*Your goal*
Go through the material below and copy all lines with "Green".

*Extracted material*
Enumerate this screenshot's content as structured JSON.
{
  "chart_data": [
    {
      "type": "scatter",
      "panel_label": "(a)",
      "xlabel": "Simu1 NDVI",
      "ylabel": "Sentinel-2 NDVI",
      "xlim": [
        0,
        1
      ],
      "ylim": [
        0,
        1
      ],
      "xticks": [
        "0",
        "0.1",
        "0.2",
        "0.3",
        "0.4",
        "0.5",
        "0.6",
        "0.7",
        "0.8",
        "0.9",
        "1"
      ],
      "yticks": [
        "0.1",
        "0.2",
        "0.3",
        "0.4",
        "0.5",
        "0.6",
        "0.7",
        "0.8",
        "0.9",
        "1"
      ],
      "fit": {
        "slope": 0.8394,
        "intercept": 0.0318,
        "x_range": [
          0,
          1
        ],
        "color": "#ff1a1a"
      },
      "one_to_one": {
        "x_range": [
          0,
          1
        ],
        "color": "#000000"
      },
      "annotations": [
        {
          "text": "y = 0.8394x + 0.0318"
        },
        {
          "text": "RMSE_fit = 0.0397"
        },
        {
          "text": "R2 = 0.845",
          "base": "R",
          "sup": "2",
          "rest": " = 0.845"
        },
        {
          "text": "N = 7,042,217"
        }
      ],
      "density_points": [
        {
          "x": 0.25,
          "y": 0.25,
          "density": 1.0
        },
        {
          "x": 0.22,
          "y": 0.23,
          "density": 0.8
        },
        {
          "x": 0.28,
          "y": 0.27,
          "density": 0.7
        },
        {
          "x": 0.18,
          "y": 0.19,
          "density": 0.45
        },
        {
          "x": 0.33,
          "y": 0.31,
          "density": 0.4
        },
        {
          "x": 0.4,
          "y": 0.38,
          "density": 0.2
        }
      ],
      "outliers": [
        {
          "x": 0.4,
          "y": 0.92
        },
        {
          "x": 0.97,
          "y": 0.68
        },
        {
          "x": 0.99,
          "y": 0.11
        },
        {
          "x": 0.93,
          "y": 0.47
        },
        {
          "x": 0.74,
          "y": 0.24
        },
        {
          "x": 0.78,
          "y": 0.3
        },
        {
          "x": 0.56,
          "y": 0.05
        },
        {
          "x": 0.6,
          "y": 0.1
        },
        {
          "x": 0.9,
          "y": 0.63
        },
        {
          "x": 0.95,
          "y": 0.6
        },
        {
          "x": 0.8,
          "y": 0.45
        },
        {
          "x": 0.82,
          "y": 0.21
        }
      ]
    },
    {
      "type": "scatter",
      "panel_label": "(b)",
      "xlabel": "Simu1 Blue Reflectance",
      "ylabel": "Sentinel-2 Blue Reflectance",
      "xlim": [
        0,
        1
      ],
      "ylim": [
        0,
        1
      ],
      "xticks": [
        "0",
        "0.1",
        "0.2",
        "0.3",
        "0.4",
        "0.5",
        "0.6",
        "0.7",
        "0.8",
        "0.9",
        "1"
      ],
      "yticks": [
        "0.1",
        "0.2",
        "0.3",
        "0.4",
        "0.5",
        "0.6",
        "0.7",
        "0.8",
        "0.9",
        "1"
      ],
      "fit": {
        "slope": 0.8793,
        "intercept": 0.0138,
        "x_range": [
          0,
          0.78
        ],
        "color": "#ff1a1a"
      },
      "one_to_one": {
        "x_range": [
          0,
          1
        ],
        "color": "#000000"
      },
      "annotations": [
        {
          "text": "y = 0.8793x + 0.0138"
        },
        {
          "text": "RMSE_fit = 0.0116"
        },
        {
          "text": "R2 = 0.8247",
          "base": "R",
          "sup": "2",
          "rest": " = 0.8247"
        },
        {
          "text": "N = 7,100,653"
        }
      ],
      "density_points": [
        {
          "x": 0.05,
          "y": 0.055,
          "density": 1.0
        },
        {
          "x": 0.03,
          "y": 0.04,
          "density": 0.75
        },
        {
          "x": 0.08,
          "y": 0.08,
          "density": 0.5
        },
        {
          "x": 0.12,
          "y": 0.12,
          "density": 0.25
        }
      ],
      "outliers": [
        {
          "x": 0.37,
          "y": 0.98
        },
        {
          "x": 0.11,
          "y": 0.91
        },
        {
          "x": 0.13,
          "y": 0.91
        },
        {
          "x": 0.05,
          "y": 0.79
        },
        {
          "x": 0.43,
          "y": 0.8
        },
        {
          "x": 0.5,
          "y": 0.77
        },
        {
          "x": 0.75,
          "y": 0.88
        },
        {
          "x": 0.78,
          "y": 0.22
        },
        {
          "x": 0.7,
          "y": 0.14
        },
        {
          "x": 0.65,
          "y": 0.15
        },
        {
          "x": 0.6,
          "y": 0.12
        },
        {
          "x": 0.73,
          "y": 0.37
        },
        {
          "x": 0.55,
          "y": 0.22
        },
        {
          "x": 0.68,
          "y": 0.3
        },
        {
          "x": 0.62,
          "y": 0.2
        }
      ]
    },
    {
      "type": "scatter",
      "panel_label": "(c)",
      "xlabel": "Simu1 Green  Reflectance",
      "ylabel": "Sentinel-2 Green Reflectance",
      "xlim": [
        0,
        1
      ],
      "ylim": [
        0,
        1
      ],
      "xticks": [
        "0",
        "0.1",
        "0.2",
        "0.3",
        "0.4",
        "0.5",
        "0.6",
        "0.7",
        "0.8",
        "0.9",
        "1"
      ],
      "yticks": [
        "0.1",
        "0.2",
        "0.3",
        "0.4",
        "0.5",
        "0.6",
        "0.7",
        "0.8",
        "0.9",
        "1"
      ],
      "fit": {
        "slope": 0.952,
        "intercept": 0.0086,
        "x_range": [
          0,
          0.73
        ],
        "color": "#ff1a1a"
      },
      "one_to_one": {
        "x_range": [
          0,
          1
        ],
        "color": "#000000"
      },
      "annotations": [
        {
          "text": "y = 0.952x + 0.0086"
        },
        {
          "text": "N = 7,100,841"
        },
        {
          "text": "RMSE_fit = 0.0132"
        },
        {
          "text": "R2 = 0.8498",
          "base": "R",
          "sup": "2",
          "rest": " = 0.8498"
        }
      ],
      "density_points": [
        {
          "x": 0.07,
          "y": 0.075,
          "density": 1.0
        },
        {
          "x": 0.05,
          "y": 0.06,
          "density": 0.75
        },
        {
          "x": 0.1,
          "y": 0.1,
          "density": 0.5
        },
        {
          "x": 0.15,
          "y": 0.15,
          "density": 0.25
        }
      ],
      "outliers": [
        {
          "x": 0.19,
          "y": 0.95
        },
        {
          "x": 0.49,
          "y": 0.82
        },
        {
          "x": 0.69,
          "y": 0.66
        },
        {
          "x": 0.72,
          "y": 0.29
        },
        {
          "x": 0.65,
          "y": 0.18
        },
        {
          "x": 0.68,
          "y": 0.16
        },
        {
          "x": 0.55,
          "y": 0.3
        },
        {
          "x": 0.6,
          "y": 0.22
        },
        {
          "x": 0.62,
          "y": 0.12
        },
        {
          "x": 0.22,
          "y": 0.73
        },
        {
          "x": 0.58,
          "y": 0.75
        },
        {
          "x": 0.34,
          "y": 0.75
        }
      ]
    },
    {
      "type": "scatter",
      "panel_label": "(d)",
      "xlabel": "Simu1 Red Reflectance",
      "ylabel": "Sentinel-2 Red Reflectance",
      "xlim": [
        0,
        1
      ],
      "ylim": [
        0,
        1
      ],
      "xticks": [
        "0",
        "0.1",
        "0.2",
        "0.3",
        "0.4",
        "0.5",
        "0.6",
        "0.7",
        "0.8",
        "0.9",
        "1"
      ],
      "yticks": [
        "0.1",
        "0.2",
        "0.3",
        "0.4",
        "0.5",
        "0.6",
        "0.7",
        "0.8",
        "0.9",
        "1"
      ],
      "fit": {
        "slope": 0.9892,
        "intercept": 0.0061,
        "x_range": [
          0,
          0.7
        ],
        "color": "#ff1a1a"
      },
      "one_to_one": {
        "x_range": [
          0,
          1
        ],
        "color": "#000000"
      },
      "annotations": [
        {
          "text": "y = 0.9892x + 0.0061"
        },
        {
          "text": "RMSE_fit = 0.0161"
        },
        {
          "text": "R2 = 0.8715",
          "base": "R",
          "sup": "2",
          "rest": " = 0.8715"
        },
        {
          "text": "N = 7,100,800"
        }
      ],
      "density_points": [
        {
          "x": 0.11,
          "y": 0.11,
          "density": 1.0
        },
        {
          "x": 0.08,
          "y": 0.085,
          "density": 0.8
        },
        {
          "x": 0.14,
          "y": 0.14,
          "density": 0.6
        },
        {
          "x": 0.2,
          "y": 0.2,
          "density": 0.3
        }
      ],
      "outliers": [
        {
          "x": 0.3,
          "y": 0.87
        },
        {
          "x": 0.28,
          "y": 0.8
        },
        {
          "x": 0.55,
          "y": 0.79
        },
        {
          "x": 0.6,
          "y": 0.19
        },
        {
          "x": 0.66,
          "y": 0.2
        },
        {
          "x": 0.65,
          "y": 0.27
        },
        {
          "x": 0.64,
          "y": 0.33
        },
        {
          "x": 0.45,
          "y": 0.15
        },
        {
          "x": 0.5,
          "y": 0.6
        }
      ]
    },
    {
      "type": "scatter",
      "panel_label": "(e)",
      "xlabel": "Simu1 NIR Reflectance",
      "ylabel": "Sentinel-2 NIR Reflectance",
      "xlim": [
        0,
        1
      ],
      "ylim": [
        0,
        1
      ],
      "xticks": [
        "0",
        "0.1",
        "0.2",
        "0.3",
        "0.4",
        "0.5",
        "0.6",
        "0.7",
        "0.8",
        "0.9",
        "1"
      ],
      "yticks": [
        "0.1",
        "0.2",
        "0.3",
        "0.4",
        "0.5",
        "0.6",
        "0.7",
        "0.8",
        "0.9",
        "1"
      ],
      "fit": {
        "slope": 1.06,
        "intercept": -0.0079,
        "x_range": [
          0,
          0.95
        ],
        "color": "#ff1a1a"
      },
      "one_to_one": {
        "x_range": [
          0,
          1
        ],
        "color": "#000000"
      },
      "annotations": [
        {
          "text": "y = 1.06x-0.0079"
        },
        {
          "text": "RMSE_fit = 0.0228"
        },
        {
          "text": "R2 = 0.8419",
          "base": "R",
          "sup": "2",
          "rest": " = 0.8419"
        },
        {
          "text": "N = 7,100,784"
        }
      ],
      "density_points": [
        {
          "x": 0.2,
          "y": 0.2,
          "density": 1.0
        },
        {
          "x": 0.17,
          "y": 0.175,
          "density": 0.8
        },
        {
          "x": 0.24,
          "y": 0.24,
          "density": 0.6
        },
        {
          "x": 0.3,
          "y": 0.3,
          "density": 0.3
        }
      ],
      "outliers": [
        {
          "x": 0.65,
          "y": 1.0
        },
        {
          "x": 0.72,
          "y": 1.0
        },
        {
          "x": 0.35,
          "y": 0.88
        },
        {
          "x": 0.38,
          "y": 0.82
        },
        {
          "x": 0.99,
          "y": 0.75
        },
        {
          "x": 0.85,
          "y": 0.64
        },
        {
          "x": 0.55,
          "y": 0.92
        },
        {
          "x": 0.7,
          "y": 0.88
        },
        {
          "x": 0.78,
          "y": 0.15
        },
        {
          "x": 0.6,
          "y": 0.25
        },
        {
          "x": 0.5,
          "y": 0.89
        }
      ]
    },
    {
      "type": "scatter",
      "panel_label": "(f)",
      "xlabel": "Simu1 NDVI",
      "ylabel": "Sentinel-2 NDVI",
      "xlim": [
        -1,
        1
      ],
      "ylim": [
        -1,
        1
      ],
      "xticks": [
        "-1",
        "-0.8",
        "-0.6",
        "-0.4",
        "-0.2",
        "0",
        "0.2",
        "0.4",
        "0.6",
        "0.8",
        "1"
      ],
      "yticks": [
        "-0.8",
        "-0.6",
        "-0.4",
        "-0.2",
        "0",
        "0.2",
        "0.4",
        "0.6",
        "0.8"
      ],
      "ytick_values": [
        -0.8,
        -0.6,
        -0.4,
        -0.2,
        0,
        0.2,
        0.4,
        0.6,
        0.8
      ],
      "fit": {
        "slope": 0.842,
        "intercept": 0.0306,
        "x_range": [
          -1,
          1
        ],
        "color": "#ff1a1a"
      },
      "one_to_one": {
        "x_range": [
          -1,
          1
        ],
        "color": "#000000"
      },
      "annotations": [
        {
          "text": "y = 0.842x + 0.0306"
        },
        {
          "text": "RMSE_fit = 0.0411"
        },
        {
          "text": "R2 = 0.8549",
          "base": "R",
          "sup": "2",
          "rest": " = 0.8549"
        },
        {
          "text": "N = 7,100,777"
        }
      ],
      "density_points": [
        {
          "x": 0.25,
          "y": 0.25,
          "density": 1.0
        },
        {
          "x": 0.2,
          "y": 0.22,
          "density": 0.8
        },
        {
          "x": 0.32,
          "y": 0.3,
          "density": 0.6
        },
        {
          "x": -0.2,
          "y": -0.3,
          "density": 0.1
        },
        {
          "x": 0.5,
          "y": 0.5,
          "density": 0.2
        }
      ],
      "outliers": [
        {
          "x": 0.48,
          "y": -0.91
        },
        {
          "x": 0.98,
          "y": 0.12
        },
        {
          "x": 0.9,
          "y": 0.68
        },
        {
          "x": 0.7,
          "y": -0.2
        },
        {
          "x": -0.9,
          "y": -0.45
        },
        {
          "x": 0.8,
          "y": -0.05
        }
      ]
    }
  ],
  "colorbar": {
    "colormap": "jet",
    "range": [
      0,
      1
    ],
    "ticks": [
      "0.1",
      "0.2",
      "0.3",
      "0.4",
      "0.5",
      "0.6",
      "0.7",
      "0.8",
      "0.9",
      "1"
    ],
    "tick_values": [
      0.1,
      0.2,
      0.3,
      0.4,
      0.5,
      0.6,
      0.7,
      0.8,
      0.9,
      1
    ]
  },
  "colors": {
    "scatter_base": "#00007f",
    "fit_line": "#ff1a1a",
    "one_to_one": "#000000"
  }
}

*Exercise result*
      "xlabel": "Simu1 Green  Reflectance",
      "ylabel": "Sentinel-2 Green Reflectance",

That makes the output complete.